Scan the entries below for the word "starting". Copy each line that has it.

Dataset items =
※ ※ ※
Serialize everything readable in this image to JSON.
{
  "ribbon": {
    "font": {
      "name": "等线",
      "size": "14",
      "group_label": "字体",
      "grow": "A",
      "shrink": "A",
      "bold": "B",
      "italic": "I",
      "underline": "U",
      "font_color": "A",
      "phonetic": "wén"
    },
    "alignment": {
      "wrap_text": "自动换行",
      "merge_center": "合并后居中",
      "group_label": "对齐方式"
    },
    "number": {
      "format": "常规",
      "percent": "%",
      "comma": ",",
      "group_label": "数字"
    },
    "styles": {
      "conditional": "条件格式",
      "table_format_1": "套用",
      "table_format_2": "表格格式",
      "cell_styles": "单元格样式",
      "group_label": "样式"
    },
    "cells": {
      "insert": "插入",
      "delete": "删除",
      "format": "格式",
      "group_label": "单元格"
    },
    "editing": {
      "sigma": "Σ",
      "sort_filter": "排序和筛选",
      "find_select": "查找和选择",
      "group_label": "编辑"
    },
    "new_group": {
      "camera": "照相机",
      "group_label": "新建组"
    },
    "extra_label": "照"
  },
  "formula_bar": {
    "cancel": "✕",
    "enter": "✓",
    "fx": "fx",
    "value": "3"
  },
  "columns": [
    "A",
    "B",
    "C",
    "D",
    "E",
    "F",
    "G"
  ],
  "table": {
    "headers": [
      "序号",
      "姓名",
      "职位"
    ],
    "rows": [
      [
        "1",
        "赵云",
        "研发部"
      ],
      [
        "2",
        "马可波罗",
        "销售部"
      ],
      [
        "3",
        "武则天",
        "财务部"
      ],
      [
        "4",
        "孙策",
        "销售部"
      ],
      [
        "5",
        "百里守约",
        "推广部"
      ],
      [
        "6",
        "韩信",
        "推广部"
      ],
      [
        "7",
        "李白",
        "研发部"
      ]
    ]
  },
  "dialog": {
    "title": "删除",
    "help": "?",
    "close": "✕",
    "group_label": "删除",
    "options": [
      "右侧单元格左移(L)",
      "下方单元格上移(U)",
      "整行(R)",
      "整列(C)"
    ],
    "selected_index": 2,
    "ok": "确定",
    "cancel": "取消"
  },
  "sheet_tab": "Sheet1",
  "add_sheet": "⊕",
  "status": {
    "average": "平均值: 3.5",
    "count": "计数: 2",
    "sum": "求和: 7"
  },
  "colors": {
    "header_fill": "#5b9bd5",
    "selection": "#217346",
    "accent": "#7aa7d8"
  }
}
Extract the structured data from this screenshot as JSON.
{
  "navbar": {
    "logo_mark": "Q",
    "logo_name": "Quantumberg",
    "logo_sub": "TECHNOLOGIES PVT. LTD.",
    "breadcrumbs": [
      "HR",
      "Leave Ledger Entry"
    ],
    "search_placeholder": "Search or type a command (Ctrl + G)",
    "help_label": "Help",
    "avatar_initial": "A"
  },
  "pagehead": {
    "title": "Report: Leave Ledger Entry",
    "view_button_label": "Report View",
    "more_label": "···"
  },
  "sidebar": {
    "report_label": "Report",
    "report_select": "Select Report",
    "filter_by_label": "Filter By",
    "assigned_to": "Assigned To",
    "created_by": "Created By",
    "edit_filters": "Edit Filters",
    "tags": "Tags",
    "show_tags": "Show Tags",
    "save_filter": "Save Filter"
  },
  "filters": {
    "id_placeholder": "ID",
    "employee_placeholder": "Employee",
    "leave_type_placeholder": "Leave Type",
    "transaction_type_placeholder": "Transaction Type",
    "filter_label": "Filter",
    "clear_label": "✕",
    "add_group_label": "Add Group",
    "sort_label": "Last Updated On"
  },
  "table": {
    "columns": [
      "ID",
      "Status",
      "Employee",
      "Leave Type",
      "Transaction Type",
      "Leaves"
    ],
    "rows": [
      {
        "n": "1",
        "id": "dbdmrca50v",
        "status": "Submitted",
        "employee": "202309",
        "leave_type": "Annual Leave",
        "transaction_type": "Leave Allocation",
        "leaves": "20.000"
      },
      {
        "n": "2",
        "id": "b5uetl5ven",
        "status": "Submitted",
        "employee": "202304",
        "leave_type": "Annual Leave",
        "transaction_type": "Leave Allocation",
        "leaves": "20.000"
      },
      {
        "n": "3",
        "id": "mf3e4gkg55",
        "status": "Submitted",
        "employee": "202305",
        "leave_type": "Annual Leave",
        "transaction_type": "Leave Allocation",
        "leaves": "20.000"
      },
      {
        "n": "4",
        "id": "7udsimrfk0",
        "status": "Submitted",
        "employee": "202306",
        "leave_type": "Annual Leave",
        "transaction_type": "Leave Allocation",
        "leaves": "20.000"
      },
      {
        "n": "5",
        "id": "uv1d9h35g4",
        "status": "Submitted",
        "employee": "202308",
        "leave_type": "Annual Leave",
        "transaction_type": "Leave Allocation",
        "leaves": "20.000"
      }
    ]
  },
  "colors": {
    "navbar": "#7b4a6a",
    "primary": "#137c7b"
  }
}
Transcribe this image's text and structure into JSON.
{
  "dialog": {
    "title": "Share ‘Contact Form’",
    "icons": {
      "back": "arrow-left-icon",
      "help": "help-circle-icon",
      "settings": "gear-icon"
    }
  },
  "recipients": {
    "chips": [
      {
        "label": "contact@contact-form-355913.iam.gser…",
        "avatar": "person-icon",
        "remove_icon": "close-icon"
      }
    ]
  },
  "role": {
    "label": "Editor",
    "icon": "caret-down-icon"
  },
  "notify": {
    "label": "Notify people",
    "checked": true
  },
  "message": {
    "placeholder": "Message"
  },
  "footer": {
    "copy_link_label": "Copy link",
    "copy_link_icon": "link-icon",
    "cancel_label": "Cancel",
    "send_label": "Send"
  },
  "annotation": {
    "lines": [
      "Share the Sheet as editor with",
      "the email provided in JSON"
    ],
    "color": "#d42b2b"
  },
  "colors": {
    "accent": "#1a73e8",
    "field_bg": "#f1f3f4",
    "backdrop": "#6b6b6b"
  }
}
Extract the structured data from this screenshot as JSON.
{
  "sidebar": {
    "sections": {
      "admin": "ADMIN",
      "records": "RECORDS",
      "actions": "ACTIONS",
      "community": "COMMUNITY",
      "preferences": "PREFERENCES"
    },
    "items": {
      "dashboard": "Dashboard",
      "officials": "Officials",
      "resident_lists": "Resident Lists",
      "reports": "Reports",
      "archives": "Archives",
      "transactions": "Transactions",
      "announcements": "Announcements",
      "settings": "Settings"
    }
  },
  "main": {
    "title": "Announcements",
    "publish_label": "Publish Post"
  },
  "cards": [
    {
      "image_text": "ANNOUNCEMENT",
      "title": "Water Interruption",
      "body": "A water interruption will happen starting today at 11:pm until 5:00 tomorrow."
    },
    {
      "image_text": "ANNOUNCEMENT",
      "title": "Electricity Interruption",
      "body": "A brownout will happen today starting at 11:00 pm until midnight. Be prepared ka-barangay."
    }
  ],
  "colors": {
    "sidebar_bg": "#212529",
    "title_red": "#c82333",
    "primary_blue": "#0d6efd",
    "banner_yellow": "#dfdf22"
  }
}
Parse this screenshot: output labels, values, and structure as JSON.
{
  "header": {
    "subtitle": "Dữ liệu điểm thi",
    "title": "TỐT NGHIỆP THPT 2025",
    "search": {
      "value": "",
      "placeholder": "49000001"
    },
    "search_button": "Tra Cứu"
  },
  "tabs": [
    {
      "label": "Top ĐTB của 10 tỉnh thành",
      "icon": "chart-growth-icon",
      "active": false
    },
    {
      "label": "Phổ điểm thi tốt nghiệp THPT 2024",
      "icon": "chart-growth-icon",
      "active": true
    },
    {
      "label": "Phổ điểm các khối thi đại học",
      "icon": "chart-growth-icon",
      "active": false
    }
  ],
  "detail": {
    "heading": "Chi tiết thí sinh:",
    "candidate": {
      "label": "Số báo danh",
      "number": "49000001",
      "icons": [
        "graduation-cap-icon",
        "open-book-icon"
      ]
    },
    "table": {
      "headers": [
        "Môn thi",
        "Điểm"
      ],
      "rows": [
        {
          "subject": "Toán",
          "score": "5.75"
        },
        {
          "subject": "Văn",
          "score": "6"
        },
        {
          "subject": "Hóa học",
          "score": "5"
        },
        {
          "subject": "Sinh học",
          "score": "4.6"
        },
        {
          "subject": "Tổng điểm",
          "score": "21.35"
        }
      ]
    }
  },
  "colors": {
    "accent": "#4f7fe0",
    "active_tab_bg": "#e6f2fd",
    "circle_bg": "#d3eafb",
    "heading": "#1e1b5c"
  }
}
※ ※ ※
SOLUTION TO THIS TASK =
      "body": "A water interruption will happen starting today at 11:pm until 5:00 tomorrow."
      "body": "A brownout will happen today starting at 11:00 pm until midnight. Be prepared ka-barangay."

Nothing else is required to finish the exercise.